YOUR INSTRUCTIONS => Report every line in the listing that contains the string "Radio".

— begin TASK INPUTS —

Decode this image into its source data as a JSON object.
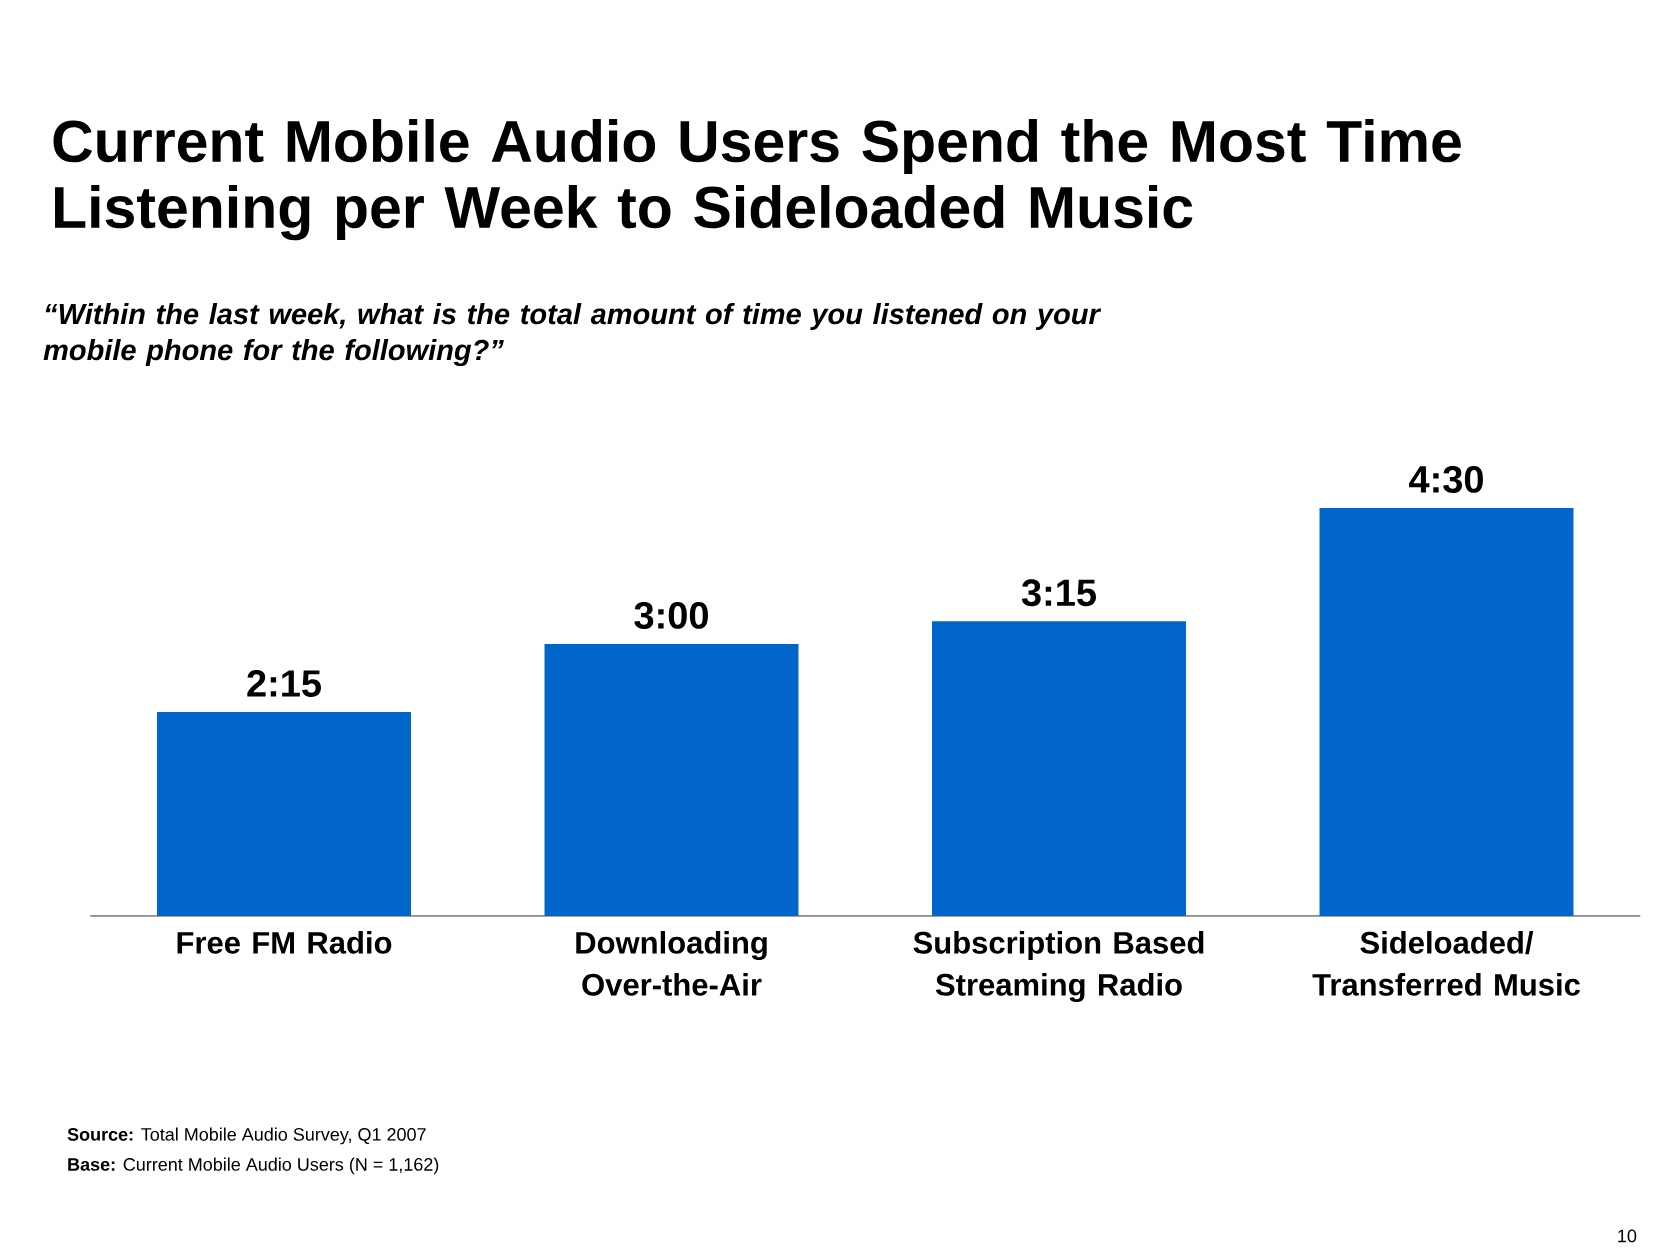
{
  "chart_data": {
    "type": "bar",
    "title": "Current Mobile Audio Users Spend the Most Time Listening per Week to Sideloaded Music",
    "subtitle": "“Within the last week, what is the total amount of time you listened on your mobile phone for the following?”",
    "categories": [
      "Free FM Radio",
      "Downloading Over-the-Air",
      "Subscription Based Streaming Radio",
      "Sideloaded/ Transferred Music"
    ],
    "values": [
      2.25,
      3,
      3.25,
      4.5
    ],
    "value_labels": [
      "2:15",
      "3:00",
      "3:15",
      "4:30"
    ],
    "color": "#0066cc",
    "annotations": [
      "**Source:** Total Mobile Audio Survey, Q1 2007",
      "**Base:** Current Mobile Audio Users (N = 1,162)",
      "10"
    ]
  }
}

— end TASK INPUTS —

ANSWER TO THE TASK =>
      "Free FM Radio",
      "Subscription Based Streaming Radio",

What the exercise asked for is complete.